*MATERIAL SHOWN*:
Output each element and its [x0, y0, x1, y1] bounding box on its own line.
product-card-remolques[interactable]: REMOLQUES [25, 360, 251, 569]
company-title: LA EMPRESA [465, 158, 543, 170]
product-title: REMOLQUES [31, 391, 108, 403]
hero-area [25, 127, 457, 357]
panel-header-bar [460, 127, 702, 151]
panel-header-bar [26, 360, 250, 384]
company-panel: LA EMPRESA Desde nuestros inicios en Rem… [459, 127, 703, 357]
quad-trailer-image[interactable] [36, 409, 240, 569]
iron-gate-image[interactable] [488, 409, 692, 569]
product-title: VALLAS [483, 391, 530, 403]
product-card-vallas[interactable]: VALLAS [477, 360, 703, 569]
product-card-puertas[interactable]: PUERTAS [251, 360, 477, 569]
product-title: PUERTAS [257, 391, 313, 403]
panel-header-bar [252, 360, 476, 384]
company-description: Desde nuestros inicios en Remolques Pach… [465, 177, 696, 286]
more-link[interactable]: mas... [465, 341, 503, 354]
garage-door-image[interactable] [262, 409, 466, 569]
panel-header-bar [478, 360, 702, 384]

*THE REQUEST*: Count how many rows above contain the string "VALLAS", where case matters, and reply with only the number.

*REPLY*: 2